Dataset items
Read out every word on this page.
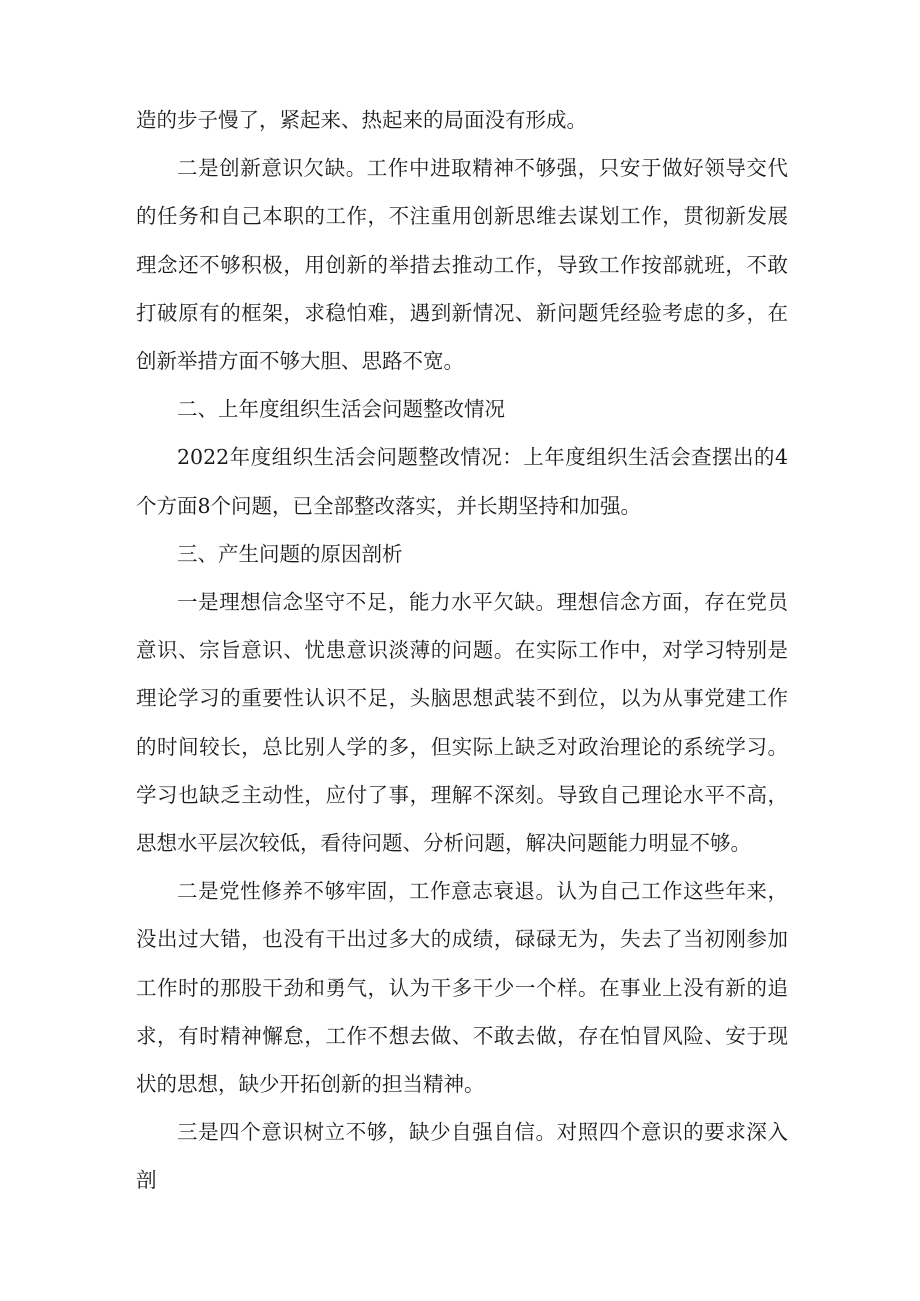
造的步子慢了，紧起来、热起来的局面没有形成。

二是创新意识欠缺。工作中进取精神不够强，只安于做好领导交代的任务和自己本职的工作，不注重用创新思维去谋划工作，贯彻新发展理念还不够积极，用创新的举措去推动工作，导致工作按部就班，不敢打破原有的框架，求稳怕难，遇到新情况、新问题凭经验考虑的多，在创新举措方面不够大胆、思路不宽。

二、上年度组织生活会问题整改情况

2022年度组织生活会问题整改情况：上年度组织生活会查摆出的4个方面8个问题，已全部整改落实，并长期坚持和加强。

三、产生问题的原因剖析

一是理想信念坚守不足，能力水平欠缺。理想信念方面，存在党员意识、宗旨意识、忧患意识淡薄的问题。在实际工作中，对学习特别是理论学习的重要性认识不足，头脑思想武装不到位，以为从事党建工作的时间较长，总比别人学的多，但实际上缺乏对政治理论的系统学习。学习也缺乏主动性，应付了事，理解不深刻。导致自己理论水平不高，思想水平层次较低，看待问题、分析问题，解决问题能力明显不够。

二是党性修养不够牢固，工作意志衰退。认为自己工作这些年来，没出过大错，也没有干出过多大的成绩，碌碌无为，失去了当初刚参加工作时的那股干劲和勇气，认为干多干少一个样。在事业上没有新的追求，有时精神懈怠，工作不想去做、不敢去做，存在怕冒风险、安于现状的思想，缺少开拓创新的担当精神。

三是四个意识树立不够，缺少自强自信。对照四个意识的要求深入剖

### Challenge
Pictures are excluded; output everything else in the data verbatim.

### Result of this exercise
Read out every word on this page.
造的步子慢了，紧起来、热起来的局面没有形成。

二是创新意识欠缺。工作中进取精神不够强，只安于做好领导交代的任务和自己本职的工作，不注重用创新思维去谋划工作，贯彻新发展理念还不够积极，用创新的举措去推动工作，导致工作按部就班，不敢打破原有的框架，求稳怕难，遇到新情况、新问题凭经验考虑的多，在创新举措方面不够大胆、思路不宽。

二、上年度组织生活会问题整改情况

2022年度组织生活会问题整改情况：上年度组织生活会查摆出的4个方面8个问题，已全部整改落实，并长期坚持和加强。

三、产生问题的原因剖析

一是理想信念坚守不足，能力水平欠缺。理想信念方面，存在党员意识、宗旨意识、忧患意识淡薄的问题。在实际工作中，对学习特别是理论学习的重要性认识不足，头脑思想武装不到位，以为从事党建工作的时间较长，总比别人学的多，但实际上缺乏对政治理论的系统学习。学习也缺乏主动性，应付了事，理解不深刻。导致自己理论水平不高，思想水平层次较低，看待问题、分析问题，解决问题能力明显不够。

二是党性修养不够牢固，工作意志衰退。认为自己工作这些年来，没出过大错，也没有干出过多大的成绩，碌碌无为，失去了当初刚参加工作时的那股干劲和勇气，认为干多干少一个样。在事业上没有新的追求，有时精神懈怠，工作不想去做、不敢去做，存在怕冒风险、安于现状的思想，缺少开拓创新的担当精神。

三是四个意识树立不够，缺少自强自信。对照四个意识的要求深入剖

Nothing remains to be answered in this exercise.